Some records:
=-=-=

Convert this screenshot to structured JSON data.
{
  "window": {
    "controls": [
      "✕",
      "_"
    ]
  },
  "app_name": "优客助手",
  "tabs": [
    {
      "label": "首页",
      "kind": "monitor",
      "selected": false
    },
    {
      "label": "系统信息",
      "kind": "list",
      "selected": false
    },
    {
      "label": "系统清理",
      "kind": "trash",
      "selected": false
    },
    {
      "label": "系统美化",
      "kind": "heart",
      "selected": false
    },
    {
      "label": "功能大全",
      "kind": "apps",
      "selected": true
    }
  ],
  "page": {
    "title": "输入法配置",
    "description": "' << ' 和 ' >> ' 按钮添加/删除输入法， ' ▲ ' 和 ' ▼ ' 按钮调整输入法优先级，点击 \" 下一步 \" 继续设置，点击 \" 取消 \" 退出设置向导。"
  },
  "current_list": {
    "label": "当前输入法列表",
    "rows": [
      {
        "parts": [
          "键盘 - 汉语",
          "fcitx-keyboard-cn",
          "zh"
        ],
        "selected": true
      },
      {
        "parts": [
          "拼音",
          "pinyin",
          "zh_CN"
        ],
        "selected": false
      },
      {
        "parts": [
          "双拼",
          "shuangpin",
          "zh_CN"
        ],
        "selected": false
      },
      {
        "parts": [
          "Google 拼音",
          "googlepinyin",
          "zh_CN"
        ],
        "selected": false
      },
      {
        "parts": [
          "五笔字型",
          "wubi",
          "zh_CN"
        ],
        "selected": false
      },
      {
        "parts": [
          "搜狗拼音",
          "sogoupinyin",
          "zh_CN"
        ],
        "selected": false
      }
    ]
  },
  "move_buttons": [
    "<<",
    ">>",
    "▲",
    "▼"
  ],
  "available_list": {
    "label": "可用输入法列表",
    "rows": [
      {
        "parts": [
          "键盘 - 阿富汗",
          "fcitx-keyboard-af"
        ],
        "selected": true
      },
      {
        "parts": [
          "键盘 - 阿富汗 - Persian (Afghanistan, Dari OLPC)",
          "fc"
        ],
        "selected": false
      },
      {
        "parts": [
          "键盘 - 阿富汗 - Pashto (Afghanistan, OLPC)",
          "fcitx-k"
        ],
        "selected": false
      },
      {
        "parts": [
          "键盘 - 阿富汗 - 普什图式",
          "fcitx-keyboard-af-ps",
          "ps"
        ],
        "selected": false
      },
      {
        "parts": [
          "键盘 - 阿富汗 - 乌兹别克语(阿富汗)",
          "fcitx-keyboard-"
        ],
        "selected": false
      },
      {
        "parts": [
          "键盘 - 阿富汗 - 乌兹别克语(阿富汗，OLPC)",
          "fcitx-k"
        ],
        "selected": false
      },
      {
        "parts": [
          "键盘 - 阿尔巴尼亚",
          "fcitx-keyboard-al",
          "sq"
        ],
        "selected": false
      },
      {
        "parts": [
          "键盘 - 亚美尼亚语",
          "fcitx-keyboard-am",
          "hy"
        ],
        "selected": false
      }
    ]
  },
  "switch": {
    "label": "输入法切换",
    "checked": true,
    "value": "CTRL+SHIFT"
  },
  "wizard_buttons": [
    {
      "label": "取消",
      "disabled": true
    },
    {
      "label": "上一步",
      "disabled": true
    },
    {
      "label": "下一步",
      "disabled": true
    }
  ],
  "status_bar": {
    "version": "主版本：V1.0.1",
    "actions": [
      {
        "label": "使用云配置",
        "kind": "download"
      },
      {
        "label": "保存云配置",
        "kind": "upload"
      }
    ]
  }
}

=-=-=

Short problem:
Output the records verbatim, from the first line to the last.

Answer to the exercise:
Convert this screenshot to structured JSON data.
{
  "window": {
    "controls": [
      "✕",
      "_"
    ]
  },
  "app_name": "优客助手",
  "tabs": [
    {
      "label": "首页",
      "kind": "monitor",
      "selected": false
    },
    {
      "label": "系统信息",
      "kind": "list",
      "selected": false
    },
    {
      "label": "系统清理",
      "kind": "trash",
      "selected": false
    },
    {
      "label": "系统美化",
      "kind": "heart",
      "selected": false
    },
    {
      "label": "功能大全",
      "kind": "apps",
      "selected": true
    }
  ],
  "page": {
    "title": "输入法配置",
    "description": "' << ' 和 ' >> ' 按钮添加/删除输入法， ' ▲ ' 和 ' ▼ ' 按钮调整输入法优先级，点击 \" 下一步 \" 继续设置，点击 \" 取消 \" 退出设置向导。"
  },
  "current_list": {
    "label": "当前输入法列表",
    "rows": [
      {
        "parts": [
          "键盘 - 汉语",
          "fcitx-keyboard-cn",
          "zh"
        ],
        "selected": true
      },
      {
        "parts": [
          "拼音",
          "pinyin",
          "zh_CN"
        ],
        "selected": false
      },
      {
        "parts": [
          "双拼",
          "shuangpin",
          "zh_CN"
        ],
        "selected": false
      },
      {
        "parts": [
          "Google 拼音",
          "googlepinyin",
          "zh_CN"
        ],
        "selected": false
      },
      {
        "parts": [
          "五笔字型",
          "wubi",
          "zh_CN"
        ],
        "selected": false
      },
      {
        "parts": [
          "搜狗拼音",
          "sogoupinyin",
          "zh_CN"
        ],
        "selected": false
      }
    ]
  },
  "move_buttons": [
    "<<",
    ">>",
    "▲",
    "▼"
  ],
  "available_list": {
    "label": "可用输入法列表",
    "rows": [
      {
        "parts": [
          "键盘 - 阿富汗",
          "fcitx-keyboard-af"
        ],
        "selected": true
      },
      {
        "parts": [
          "键盘 - 阿富汗 - Persian (Afghanistan, Dari OLPC)",
          "fc"
        ],
        "selected": false
      },
      {
        "parts": [
          "键盘 - 阿富汗 - Pashto (Afghanistan, OLPC)",
          "fcitx-k"
        ],
        "selected": false
      },
      {
        "parts": [
          "键盘 - 阿富汗 - 普什图式",
          "fcitx-keyboard-af-ps",
          "ps"
        ],
        "selected": false
      },
      {
        "parts": [
          "键盘 - 阿富汗 - 乌兹别克语(阿富汗)",
          "fcitx-keyboard-"
        ],
        "selected": false
      },
      {
        "parts": [
          "键盘 - 阿富汗 - 乌兹别克语(阿富汗，OLPC)",
          "fcitx-k"
        ],
        "selected": false
      },
      {
        "parts": [
          "键盘 - 阿尔巴尼亚",
          "fcitx-keyboard-al",
          "sq"
        ],
        "selected": false
      },
      {
        "parts": [
          "键盘 - 亚美尼亚语",
          "fcitx-keyboard-am",
          "hy"
        ],
        "selected": false
      }
    ]
  },
  "switch": {
    "label": "输入法切换",
    "checked": true,
    "value": "CTRL+SHIFT"
  },
  "wizard_buttons": [
    {
      "label": "取消",
      "disabled": true
    },
    {
      "label": "上一步",
      "disabled": true
    },
    {
      "label": "下一步",
      "disabled": true
    }
  ],
  "status_bar": {
    "version": "主版本：V1.0.1",
    "actions": [
      {
        "label": "使用云配置",
        "kind": "download"
      },
      {
        "label": "保存云配置",
        "kind": "upload"
      }
    ]
  }
}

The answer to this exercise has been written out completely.